Chart and figure data:
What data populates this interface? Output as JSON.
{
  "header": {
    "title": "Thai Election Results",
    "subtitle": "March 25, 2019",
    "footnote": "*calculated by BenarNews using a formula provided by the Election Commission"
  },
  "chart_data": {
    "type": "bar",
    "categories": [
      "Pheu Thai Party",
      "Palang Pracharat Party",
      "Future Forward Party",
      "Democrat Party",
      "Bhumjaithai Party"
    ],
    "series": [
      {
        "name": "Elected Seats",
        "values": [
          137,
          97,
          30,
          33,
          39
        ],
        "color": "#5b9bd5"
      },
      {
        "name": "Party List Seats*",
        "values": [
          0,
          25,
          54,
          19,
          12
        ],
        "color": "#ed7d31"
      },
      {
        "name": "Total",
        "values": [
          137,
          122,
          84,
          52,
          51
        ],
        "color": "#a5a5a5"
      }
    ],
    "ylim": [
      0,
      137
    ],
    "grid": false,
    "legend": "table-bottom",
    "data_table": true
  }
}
==
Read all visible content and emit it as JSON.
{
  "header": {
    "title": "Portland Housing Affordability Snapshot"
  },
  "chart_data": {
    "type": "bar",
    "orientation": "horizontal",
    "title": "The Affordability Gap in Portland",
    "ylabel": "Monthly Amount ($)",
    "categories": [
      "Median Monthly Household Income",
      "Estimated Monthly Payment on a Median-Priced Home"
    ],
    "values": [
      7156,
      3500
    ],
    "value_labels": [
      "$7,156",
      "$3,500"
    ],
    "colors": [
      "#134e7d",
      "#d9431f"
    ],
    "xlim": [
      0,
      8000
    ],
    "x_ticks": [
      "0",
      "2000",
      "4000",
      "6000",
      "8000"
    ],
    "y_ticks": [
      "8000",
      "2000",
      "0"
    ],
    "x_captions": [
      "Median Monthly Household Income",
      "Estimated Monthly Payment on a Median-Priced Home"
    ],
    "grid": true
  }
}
...
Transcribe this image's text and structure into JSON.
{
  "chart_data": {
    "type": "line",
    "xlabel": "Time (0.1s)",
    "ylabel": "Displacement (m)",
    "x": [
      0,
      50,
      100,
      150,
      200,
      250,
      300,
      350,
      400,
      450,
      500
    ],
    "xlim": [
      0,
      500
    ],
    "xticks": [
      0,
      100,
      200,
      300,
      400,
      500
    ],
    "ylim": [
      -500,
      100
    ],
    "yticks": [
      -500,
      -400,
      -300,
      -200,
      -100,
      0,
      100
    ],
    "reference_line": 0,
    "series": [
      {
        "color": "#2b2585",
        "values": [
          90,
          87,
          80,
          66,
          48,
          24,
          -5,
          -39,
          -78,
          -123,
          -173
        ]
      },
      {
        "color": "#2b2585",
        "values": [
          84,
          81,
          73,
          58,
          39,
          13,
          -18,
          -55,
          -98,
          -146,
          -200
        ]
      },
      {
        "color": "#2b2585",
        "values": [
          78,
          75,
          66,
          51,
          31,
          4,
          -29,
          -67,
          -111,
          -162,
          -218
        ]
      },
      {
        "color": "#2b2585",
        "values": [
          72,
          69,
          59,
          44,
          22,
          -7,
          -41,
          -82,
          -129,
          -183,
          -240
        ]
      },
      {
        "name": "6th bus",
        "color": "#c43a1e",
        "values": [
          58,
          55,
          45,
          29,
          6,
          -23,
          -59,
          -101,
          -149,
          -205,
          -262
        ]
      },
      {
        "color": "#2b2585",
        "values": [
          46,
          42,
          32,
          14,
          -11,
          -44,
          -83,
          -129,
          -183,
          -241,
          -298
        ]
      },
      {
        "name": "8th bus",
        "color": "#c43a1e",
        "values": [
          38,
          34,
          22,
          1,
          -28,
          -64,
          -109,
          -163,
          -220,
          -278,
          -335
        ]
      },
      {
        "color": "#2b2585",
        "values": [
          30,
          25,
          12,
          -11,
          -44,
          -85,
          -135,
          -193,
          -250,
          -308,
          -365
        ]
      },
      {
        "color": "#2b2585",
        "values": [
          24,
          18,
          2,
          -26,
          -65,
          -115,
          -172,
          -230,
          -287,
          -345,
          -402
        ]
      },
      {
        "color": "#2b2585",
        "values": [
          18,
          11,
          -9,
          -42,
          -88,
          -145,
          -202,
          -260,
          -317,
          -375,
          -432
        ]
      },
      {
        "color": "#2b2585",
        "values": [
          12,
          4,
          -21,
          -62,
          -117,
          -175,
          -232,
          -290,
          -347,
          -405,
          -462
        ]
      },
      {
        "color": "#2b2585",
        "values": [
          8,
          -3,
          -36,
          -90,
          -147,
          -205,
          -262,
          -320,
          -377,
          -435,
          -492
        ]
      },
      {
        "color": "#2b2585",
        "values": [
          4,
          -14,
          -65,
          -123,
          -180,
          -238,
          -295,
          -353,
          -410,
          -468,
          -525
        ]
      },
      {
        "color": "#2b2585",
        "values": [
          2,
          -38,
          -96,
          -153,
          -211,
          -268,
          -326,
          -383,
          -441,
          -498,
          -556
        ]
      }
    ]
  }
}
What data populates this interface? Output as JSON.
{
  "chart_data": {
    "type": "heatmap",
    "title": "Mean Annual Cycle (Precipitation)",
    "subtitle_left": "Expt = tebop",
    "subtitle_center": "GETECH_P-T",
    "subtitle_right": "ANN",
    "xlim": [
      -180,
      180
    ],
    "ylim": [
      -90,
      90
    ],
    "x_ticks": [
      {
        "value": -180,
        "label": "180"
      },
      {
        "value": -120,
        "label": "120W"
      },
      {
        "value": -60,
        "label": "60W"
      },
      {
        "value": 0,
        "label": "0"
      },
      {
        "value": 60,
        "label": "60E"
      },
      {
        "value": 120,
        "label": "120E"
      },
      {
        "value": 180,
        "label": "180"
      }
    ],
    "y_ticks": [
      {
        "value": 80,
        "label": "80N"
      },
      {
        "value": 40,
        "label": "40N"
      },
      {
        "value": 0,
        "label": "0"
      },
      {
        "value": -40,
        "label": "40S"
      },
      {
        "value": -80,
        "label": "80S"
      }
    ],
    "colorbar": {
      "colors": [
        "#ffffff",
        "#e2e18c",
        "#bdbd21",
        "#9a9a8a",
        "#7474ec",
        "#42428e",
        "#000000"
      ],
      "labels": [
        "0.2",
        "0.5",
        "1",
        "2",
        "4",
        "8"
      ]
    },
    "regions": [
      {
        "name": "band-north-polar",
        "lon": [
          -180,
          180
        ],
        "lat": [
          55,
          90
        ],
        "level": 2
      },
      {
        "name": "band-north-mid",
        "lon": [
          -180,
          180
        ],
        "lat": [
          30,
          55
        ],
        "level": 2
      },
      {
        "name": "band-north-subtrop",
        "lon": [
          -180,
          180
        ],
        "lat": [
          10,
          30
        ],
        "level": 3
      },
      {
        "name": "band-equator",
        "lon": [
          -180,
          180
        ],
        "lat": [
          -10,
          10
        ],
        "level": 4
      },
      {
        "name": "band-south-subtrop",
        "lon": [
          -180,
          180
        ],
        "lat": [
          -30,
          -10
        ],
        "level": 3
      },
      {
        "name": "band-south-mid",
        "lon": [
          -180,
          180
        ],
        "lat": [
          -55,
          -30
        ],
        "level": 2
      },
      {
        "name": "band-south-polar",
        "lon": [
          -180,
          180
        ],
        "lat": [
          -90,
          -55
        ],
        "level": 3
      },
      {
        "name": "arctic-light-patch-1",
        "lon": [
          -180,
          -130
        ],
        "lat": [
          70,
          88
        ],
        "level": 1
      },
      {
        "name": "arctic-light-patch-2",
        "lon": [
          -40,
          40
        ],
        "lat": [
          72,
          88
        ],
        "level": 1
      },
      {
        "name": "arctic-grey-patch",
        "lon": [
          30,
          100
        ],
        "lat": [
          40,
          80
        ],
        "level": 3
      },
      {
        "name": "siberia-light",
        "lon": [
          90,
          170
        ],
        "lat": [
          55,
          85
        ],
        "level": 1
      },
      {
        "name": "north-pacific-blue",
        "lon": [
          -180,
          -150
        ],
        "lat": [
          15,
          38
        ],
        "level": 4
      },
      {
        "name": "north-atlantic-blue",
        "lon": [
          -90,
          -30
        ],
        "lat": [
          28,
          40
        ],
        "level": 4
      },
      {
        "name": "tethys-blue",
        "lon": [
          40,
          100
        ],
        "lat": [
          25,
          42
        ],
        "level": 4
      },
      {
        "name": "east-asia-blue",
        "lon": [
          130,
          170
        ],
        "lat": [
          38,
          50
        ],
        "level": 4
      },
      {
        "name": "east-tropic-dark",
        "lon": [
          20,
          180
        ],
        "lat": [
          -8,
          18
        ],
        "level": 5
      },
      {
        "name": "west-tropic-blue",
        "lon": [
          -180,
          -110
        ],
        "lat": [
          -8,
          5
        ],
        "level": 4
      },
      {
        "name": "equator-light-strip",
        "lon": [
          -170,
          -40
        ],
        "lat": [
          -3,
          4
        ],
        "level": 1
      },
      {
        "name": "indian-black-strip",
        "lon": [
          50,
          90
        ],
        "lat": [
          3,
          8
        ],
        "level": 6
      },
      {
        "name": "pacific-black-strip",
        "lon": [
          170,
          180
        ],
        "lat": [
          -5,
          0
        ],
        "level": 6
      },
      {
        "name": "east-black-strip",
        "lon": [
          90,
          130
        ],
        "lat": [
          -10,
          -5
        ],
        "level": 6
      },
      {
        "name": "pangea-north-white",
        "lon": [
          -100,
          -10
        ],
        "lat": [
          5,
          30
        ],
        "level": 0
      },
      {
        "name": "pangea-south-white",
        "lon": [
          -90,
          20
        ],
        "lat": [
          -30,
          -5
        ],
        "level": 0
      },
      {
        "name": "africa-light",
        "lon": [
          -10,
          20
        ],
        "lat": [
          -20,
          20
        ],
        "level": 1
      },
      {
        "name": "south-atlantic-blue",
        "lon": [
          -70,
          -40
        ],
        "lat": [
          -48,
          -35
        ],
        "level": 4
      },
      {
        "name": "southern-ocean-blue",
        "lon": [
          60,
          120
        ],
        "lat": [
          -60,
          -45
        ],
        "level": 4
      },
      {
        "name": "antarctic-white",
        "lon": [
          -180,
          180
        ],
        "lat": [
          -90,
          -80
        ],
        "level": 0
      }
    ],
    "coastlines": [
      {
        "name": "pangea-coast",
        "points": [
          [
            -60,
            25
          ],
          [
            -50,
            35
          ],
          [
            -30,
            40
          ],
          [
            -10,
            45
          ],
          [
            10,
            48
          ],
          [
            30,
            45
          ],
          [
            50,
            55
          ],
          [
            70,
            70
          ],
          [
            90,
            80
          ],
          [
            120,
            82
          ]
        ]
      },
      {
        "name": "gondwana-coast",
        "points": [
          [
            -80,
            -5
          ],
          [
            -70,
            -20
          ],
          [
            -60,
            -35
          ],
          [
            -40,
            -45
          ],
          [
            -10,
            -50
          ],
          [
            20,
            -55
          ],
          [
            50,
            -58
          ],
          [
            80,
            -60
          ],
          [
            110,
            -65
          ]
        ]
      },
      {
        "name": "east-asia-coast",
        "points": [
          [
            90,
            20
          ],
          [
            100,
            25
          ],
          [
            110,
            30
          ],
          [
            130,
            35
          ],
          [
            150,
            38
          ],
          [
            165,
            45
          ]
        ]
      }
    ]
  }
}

■ The problem ■
From the records above, pull out every line containing the word "north".

■ Completed exercise ■
        "name": "band-north-polar",
        "name": "band-north-mid",
        "name": "band-north-subtrop",
        "name": "north-pacific-blue",
        "name": "north-atlantic-blue",
        "name": "pangea-north-white",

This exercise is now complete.